§ TASK PROMPT:
Pick out the lines in the listing below that contain the word "Elewacja" and copy them.

§ DATA FOR PROCESSING:
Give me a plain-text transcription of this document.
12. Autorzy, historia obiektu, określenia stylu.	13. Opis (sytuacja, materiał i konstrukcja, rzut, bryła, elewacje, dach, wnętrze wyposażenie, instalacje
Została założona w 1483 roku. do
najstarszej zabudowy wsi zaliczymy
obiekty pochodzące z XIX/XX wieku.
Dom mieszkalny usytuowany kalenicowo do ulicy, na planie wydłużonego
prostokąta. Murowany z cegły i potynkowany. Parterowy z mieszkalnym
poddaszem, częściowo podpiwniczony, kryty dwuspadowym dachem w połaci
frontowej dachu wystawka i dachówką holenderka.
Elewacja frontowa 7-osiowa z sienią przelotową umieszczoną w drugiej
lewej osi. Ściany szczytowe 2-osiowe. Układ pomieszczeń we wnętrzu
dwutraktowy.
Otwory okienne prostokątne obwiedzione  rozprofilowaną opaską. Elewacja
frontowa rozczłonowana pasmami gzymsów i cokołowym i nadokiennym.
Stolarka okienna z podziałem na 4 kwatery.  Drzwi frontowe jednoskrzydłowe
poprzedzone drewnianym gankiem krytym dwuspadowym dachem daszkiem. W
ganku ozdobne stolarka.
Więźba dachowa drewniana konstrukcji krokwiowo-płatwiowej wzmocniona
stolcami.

§ CORRECT OUTPUT:
Elewacja frontowa 7-osiowa z sienią przelotową umieszczoną w drugiej
Otwory okienne prostokątne obwiedzione  rozprofilowaną opaską. Elewacja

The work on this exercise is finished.